### EXERCISE AIM
Give every entry again, word for word and in full.

[START EXERCISE MATERIALS]

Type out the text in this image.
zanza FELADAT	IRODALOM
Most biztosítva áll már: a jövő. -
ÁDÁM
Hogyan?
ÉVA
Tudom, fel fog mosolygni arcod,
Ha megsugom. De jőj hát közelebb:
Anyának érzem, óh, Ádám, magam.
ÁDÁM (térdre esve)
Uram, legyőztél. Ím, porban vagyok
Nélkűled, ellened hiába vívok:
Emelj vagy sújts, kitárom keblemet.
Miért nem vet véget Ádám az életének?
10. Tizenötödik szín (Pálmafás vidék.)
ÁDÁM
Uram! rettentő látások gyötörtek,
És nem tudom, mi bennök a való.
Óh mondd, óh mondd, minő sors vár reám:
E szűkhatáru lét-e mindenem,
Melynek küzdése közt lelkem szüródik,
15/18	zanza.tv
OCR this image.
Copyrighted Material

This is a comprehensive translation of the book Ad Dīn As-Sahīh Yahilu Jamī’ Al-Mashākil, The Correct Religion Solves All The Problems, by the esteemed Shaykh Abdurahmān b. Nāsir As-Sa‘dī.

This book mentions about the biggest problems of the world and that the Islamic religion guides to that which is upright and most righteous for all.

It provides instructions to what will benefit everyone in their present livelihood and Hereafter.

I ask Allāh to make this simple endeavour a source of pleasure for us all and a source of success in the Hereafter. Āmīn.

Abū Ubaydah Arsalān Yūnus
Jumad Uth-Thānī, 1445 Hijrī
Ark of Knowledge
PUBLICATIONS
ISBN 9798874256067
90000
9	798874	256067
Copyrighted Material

[END EXERCISE MATERIALS]

### EXERCISE RESPONSE
Type out the text in this image.
zanza FELADAT	IRODALOM
Most biztosítva áll már: a jövő. -
ÁDÁM
Hogyan?
ÉVA
Tudom, fel fog mosolygni arcod,
Ha megsugom. De jőj hát közelebb:
Anyának érzem, óh, Ádám, magam.
ÁDÁM (térdre esve)
Uram, legyőztél. Ím, porban vagyok
Nélkűled, ellened hiába vívok:
Emelj vagy sújts, kitárom keblemet.
Miért nem vet véget Ádám az életének?
10. Tizenötödik szín (Pálmafás vidék.)
ÁDÁM
Uram! rettentő látások gyötörtek,
És nem tudom, mi bennök a való.
Óh mondd, óh mondd, minő sors vár reám:
E szűkhatáru lét-e mindenem,
Melynek küzdése közt lelkem szüródik,
15/18	zanza.tv
OCR this image.
Copyrighted Material

This is a comprehensive translation of the book Ad Dīn As-Sahīh Yahilu Jamī’ Al-Mashākil, The Correct Religion Solves All The Problems, by the esteemed Shaykh Abdurahmān b. Nāsir As-Sa‘dī.

This book mentions about the biggest problems of the world and that the Islamic religion guides to that which is upright and most righteous for all.

It provides instructions to what will benefit everyone in their present livelihood and Hereafter.

I ask Allāh to make this simple endeavour a source of pleasure for us all and a source of success in the Hereafter. Āmīn.

Abū Ubaydah Arsalān Yūnus
Jumad Uth-Thānī, 1445 Hijrī
Ark of Knowledge
PUBLICATIONS
ISBN 9798874256067
90000
9	798874	256067
Copyrighted Material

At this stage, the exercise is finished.